* **DATA EXCERPTS**
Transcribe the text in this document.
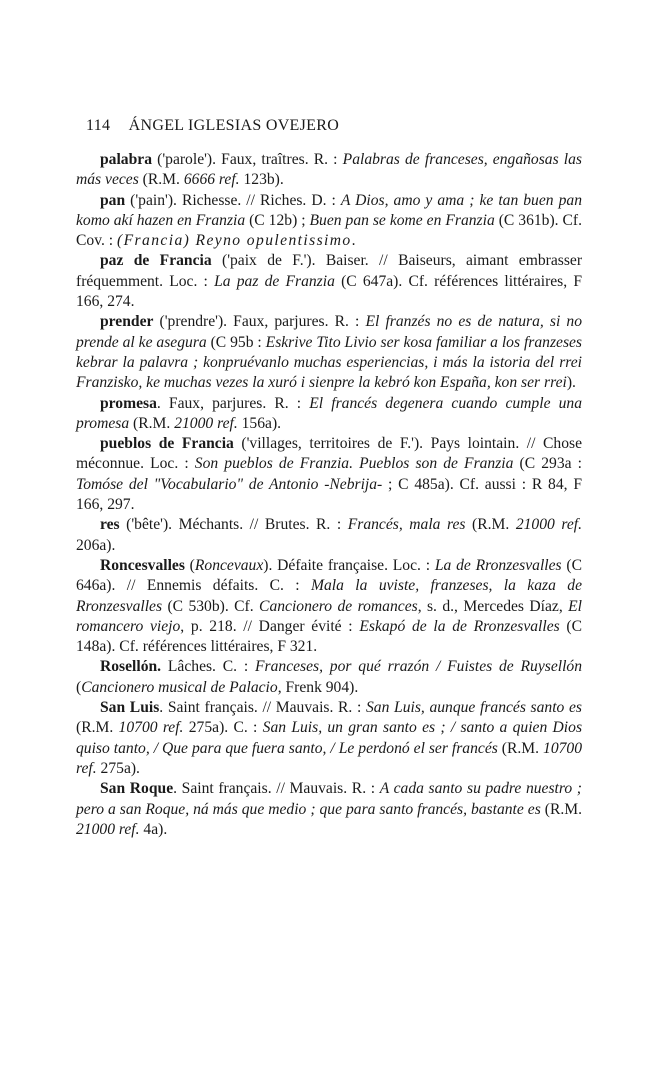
114 ÁNGEL IGLESIAS OVEJERO

palabra ('parole'). Faux, traîtres. R. : Palabras de franceses, engañosas las más veces (R.M. 6666 ref. 123b).

pan ('pain'). Richesse. // Riches. D. : A Dios, amo y ama ; ke tan buen pan komo akí hazen en Franzia (C 12b) ; Buen pan se kome en Franzia (C 361b). Cf. Cov. : (Francia) Reyno opulentissimo.

paz de Francia ('paix de F.'). Baiser. // Baiseurs, aimant embrasser fréquemment. Loc. : La paz de Franzia (C 647a). Cf. références littéraires, F 166, 274.

prender ('prendre'). Faux, parjures. R. : El franzés no es de natura, si no prende al ke asegura (C 95b : Eskrive Tito Livio ser kosa familiar a los franzeses kebrar la palavra ; konpruévanlo muchas esperiencias, i más la istoria del rrei Franzisko, ke muchas vezes la xuró i sienpre la kebró kon España, kon ser rrei).

promesa. Faux, parjures. R. : El francés degenera cuando cumple una promesa (R.M. 21000 ref. 156a).

pueblos de Francia ('villages, territoires de F.'). Pays lointain. // Chose méconnue. Loc. : Son pueblos de Franzia. Pueblos son de Franzia (C 293a : Tomóse del "Vocabulario" de Antonio -Nebrija- ; C 485a). Cf. aussi : R 84, F 166, 297.

res ('bête'). Méchants. // Brutes. R. : Francés, mala res (R.M. 21000 ref. 206a).

Roncesvalles (Roncevaux). Défaite française. Loc. : La de Rronzesvalles (C 646a). // Ennemis défaits. C. : Mala la uviste, franzeses, la kaza de Rronzesvalles (C 530b). Cf. Cancionero de romances, s. d., Mercedes Díaz, El romancero viejo, p. 218. // Danger évité : Eskapó de la de Rronzesvalles (C 148a). Cf. références littéraires, F 321.

Rosellón. Lâches. C. : Franceses, por qué rrazón / Fuistes de Ruysellón (Cancionero musical de Palacio, Frenk 904).

San Luis. Saint français. // Mauvais. R. : San Luis, aunque francés santo es (R.M. 10700 ref. 275a). C. : San Luis, un gran santo es ; / santo a quien Dios quiso tanto, / Que para que fuera santo, / Le perdonó el ser francés (R.M. 10700 ref. 275a).

San Roque. Saint français. // Mauvais. R. : A cada santo su padre nuestro ; pero a san Roque, ná más que medio ; que para santo francés, bastante es (R.M. 21000 ref. 4a).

* **THE REQUEST**
Report how many lines of the preceding records include "Faux". Output the number only.

* **OUTPUT**
3